START

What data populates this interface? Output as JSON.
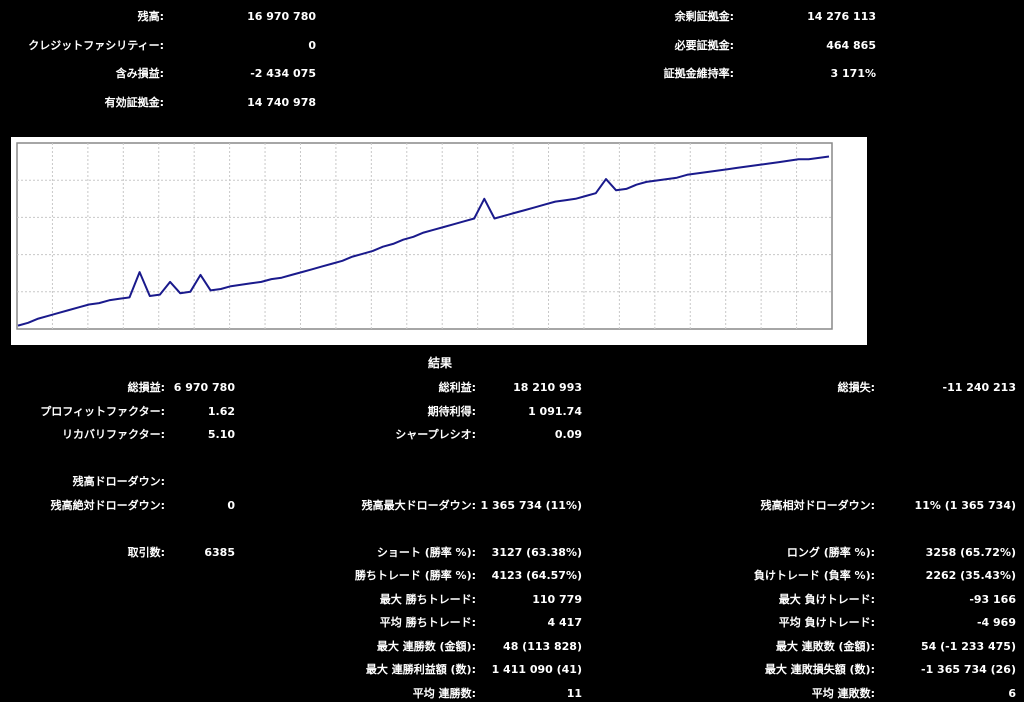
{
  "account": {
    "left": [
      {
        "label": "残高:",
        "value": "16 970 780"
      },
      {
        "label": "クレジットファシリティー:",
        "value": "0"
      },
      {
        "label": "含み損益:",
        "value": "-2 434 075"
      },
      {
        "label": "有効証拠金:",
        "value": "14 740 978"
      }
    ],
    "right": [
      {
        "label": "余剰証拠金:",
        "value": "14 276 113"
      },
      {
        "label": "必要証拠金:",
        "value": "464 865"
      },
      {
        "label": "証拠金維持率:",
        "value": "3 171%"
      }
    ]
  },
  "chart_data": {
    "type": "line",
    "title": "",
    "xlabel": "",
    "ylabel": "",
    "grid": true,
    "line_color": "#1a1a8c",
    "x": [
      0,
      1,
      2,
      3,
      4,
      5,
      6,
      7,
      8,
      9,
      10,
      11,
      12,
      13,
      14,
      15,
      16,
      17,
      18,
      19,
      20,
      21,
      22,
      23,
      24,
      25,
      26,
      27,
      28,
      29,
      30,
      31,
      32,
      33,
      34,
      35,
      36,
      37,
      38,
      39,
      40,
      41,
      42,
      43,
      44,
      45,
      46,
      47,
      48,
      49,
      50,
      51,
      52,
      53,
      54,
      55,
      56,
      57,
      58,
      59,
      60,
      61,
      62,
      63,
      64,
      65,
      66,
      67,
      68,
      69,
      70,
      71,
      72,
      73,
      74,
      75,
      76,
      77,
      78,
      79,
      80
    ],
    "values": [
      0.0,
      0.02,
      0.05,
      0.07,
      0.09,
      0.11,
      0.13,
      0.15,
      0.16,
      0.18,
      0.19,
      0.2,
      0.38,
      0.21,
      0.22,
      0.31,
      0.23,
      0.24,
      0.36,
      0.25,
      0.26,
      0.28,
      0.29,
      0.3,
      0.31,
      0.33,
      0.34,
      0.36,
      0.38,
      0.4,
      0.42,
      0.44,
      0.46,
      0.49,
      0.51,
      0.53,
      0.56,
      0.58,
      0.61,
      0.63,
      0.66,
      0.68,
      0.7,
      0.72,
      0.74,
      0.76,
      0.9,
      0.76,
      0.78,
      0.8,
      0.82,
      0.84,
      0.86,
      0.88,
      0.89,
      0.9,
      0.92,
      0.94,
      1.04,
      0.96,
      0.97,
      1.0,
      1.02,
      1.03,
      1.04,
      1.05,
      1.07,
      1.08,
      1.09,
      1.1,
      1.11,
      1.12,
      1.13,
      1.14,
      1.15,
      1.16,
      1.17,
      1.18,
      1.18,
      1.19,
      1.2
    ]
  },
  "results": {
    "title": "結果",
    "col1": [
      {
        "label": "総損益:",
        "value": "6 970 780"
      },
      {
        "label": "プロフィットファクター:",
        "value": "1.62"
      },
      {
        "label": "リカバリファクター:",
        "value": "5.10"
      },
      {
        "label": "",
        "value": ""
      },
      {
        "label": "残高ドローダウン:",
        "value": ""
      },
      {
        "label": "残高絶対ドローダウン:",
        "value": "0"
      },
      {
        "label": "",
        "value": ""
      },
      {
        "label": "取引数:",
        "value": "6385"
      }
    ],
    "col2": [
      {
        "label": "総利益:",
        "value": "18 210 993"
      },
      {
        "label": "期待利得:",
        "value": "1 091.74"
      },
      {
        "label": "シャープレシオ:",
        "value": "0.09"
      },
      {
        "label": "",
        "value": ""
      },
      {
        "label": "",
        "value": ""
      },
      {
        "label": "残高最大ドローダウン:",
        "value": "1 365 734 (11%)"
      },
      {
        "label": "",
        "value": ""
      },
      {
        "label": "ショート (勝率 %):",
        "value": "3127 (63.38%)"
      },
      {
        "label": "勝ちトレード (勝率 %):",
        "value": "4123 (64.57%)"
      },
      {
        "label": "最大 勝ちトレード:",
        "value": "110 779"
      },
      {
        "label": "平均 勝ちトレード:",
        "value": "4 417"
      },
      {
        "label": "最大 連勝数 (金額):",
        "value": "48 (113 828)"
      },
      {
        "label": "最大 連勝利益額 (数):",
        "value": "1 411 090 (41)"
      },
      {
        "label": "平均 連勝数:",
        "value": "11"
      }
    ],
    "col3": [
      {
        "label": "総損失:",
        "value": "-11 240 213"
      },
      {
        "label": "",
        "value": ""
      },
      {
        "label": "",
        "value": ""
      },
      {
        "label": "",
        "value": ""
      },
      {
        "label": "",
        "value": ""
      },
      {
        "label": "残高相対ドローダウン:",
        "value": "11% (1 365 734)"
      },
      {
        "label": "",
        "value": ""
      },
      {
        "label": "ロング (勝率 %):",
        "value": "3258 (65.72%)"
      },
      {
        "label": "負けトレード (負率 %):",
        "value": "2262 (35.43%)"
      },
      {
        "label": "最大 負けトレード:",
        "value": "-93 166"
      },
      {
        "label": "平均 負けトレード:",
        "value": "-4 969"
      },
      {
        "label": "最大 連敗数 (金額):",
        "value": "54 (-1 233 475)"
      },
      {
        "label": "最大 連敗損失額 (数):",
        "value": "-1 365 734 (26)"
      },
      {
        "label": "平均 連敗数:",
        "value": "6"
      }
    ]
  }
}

END
START

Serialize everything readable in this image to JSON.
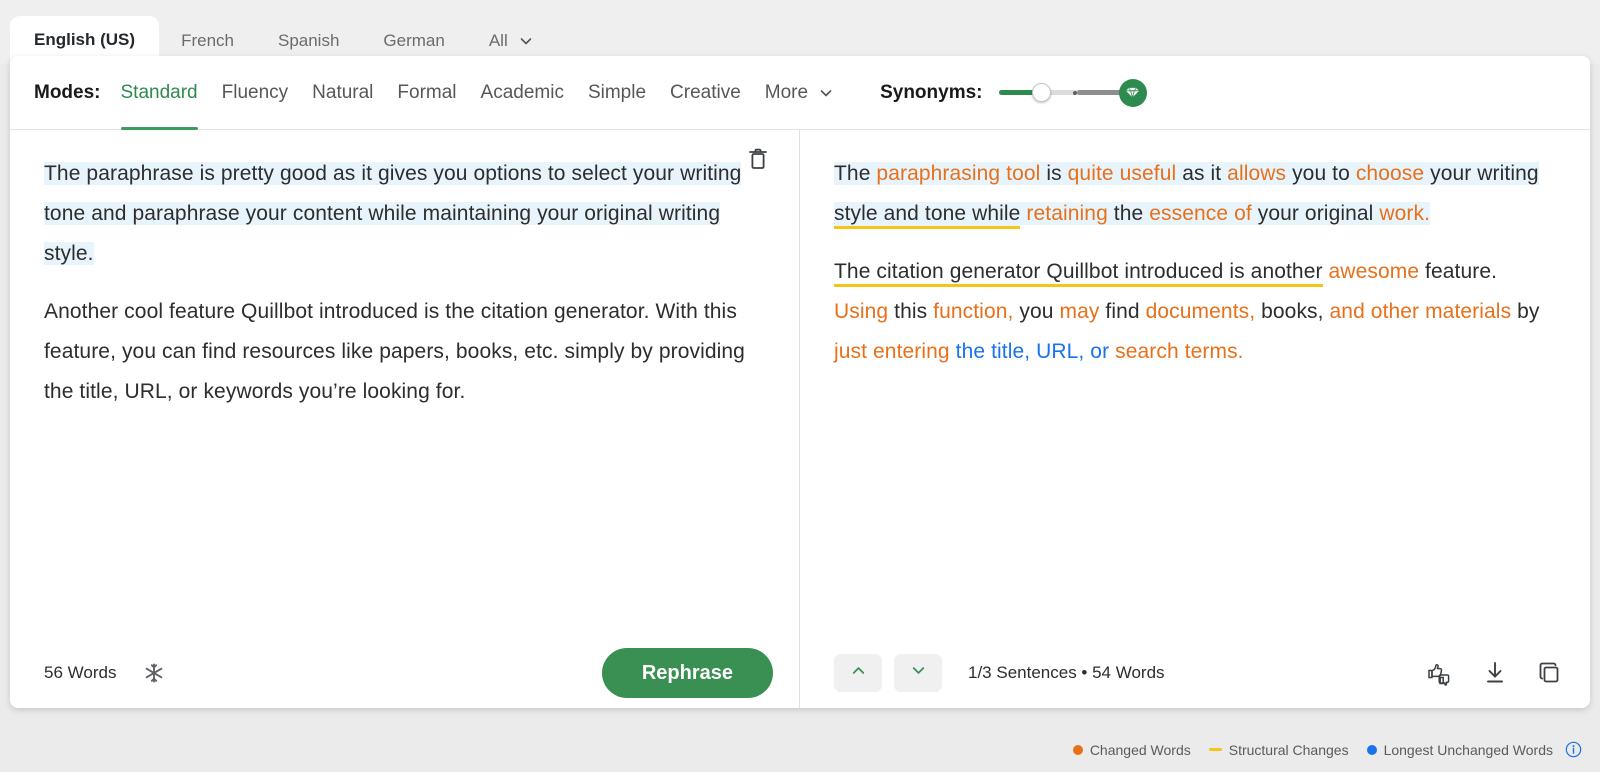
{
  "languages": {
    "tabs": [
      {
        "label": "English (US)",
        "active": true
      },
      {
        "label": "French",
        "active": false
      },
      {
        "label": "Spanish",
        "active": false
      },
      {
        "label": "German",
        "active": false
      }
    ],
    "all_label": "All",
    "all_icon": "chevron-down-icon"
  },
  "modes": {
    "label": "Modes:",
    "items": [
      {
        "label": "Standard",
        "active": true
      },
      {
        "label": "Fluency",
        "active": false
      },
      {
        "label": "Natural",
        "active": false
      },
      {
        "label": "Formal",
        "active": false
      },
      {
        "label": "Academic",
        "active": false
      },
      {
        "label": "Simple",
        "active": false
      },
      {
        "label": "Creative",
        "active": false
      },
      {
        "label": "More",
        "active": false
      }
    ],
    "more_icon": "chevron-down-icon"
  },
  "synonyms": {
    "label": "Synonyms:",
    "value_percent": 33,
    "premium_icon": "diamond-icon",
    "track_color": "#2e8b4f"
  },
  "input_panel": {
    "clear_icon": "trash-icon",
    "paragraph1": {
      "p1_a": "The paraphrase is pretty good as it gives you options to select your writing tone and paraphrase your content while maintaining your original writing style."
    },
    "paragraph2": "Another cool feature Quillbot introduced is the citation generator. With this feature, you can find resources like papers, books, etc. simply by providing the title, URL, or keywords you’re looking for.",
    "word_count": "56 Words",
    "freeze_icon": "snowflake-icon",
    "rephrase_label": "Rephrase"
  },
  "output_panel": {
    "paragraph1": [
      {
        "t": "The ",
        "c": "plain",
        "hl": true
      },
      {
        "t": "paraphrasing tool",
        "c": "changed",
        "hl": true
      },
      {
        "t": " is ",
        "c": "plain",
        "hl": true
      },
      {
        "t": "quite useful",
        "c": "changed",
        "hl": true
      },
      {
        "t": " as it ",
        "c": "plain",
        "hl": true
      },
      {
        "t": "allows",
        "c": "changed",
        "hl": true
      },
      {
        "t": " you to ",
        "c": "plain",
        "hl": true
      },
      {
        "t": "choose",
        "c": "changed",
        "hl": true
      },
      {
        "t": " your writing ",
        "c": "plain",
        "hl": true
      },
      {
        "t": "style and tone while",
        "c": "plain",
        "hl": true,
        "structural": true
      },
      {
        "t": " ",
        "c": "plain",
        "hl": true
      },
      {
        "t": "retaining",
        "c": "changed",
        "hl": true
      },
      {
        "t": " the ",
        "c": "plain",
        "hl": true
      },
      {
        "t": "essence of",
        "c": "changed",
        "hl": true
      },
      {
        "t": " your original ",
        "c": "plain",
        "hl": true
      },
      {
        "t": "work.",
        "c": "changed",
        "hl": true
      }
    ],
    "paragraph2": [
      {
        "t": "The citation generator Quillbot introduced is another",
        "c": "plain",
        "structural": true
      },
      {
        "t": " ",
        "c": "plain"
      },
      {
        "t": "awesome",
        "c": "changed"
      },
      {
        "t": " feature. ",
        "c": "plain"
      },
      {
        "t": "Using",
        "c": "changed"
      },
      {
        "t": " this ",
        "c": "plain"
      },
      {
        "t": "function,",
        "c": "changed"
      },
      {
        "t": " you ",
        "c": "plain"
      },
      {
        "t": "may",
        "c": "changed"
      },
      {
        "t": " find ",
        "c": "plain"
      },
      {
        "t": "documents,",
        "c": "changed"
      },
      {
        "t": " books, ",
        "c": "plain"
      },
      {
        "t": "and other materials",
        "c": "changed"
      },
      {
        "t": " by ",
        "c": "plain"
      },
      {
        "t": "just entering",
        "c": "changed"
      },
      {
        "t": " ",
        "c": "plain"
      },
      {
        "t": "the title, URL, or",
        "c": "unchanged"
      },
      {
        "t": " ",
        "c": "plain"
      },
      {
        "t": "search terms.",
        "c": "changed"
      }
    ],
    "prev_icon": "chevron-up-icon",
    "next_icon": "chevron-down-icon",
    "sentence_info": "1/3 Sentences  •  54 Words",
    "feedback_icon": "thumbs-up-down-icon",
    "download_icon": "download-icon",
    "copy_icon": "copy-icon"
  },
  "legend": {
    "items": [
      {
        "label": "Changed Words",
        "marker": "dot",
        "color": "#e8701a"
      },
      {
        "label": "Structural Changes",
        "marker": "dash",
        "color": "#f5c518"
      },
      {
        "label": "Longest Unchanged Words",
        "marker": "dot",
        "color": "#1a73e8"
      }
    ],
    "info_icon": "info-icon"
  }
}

END

▸ **GIVEN TASK**
Select the lines from the entries that include the word "style".

▸ **THE SOLUTION**
      "p1_a": "The paraphrase is pretty good as it gives you options to select your writing tone and paraphrase your content while maintaining your original writing style."
        "t": "style and tone while",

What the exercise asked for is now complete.